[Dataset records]

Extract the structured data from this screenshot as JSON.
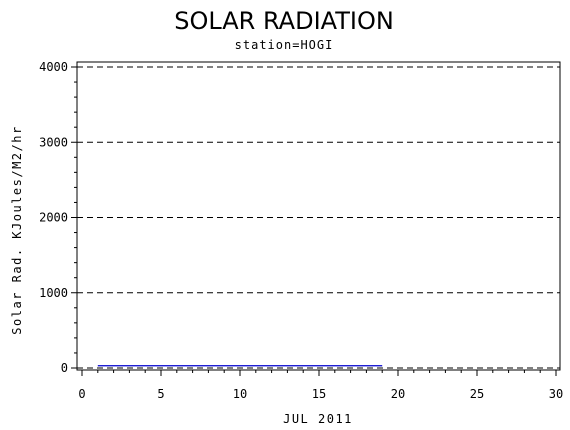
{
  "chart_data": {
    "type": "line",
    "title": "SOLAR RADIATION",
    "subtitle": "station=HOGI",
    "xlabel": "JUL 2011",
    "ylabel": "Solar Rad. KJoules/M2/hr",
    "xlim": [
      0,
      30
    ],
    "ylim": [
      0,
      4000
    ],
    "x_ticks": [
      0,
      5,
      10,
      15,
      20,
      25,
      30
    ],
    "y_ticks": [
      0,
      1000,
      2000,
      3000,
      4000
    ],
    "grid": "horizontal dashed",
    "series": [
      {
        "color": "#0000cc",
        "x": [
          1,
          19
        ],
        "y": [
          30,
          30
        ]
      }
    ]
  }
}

Aim.
Reproduce the data above in full, exactly as it is, with the pictures left out.

Reply to the task.
Extract the structured data from this screenshot as JSON.
{
  "chart_data": {
    "type": "line",
    "title": "SOLAR RADIATION",
    "subtitle": "station=HOGI",
    "xlabel": "JUL 2011",
    "ylabel": "Solar Rad. KJoules/M2/hr",
    "xlim": [
      0,
      30
    ],
    "ylim": [
      0,
      4000
    ],
    "x_ticks": [
      0,
      5,
      10,
      15,
      20,
      25,
      30
    ],
    "y_ticks": [
      0,
      1000,
      2000,
      3000,
      4000
    ],
    "grid": "horizontal dashed",
    "series": [
      {
        "color": "#0000cc",
        "x": [
          1,
          19
        ],
        "y": [
          30,
          30
        ]
      }
    ]
  }
}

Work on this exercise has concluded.